* _Exercise prompt_
Collect all lines from the listing that include the string "prefix".
## start Input for this task
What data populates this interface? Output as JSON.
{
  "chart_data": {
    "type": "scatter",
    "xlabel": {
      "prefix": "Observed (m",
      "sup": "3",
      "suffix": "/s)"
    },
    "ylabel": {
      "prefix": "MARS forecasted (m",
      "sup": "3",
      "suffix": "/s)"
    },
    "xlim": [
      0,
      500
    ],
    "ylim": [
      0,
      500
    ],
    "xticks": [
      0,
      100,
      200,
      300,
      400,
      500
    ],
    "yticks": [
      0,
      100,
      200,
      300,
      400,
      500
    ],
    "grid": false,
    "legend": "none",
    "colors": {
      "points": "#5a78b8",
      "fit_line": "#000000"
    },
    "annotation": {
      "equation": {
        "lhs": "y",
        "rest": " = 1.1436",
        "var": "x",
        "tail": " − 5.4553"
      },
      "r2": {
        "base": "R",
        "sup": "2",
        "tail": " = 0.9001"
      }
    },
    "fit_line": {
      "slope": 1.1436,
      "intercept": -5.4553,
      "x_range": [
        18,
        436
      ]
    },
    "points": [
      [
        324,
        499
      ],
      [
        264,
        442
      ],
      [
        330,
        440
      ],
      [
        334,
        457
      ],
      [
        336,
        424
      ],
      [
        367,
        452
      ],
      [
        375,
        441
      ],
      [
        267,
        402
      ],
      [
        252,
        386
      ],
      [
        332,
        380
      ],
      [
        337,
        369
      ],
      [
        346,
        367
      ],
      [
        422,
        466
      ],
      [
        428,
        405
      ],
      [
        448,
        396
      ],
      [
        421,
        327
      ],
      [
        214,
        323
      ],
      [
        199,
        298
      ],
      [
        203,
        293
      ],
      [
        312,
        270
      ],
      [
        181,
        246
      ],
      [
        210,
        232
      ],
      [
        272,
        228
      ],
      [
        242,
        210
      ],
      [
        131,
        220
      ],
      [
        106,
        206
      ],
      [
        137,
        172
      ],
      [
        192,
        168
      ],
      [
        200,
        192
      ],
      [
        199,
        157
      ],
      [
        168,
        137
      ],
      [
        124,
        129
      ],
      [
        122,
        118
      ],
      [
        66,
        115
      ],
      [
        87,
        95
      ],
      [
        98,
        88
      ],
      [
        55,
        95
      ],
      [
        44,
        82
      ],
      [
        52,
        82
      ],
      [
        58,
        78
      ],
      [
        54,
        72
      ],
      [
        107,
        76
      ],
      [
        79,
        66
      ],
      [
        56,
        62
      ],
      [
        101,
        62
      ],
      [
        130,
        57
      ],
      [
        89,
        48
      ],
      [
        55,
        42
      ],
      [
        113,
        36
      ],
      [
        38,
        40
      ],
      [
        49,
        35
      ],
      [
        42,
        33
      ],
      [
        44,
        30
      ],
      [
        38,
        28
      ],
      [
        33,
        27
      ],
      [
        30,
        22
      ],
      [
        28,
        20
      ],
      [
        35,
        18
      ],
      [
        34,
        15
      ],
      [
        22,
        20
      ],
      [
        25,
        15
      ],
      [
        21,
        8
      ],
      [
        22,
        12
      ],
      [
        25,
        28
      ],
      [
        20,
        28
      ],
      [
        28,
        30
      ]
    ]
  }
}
## end Input for this task
* _Task response_
      "prefix": "Observed (m",
      "prefix": "MARS forecasted (m",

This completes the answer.